THE REQUEST
The required output is the line that contains "Type out the text in this image." plus every line after it in the listing below, copied exactly as it appears.

--- begin LISTING ---

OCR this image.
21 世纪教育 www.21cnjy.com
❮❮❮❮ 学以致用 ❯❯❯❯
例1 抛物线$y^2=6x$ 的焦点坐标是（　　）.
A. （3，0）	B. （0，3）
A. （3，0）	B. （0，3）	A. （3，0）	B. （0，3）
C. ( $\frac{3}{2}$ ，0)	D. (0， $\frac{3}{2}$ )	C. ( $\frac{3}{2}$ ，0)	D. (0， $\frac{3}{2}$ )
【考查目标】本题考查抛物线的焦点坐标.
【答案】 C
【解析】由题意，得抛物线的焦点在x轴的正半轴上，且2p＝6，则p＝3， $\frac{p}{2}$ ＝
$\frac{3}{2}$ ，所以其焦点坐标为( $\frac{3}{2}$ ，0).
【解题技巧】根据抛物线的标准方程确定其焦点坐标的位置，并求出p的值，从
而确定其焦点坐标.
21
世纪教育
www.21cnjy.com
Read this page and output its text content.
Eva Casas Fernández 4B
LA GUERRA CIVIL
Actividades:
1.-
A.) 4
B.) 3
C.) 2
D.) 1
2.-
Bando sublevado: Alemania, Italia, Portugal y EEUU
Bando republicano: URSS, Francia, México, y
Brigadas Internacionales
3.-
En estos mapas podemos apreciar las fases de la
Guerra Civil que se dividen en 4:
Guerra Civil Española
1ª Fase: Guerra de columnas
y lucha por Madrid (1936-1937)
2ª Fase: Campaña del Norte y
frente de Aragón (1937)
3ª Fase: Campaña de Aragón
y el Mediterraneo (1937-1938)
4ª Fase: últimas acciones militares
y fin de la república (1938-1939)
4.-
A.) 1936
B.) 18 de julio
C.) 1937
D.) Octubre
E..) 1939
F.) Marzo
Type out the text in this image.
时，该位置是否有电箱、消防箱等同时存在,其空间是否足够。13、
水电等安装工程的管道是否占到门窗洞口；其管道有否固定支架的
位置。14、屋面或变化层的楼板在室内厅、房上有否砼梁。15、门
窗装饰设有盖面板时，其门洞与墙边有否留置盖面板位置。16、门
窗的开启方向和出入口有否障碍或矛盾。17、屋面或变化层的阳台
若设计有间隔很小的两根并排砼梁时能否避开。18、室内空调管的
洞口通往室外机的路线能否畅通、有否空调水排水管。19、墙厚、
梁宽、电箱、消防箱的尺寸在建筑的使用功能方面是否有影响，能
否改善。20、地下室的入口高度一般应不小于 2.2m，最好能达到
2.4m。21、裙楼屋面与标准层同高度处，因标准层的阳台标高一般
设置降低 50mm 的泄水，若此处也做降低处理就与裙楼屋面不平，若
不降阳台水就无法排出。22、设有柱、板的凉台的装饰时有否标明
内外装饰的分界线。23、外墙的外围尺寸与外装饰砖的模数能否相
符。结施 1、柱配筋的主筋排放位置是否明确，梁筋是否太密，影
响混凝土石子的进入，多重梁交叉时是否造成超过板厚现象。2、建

--- end LISTING ---

ANSWER TO THIS TASK
Type out the text in this image.
时，该位置是否有电箱、消防箱等同时存在,其空间是否足够。13、
水电等安装工程的管道是否占到门窗洞口；其管道有否固定支架的
位置。14、屋面或变化层的楼板在室内厅、房上有否砼梁。15、门
窗装饰设有盖面板时，其门洞与墙边有否留置盖面板位置。16、门
窗的开启方向和出入口有否障碍或矛盾。17、屋面或变化层的阳台
若设计有间隔很小的两根并排砼梁时能否避开。18、室内空调管的
洞口通往室外机的路线能否畅通、有否空调水排水管。19、墙厚、
梁宽、电箱、消防箱的尺寸在建筑的使用功能方面是否有影响，能
否改善。20、地下室的入口高度一般应不小于 2.2m，最好能达到
2.4m。21、裙楼屋面与标准层同高度处，因标准层的阳台标高一般
设置降低 50mm 的泄水，若此处也做降低处理就与裙楼屋面不平，若
不降阳台水就无法排出。22、设有柱、板的凉台的装饰时有否标明
内外装饰的分界线。23、外墙的外围尺寸与外装饰砖的模数能否相
符。结施 1、柱配筋的主筋排放位置是否明确，梁筋是否太密，影
响混凝土石子的进入，多重梁交叉时是否造成超过板厚现象。2、建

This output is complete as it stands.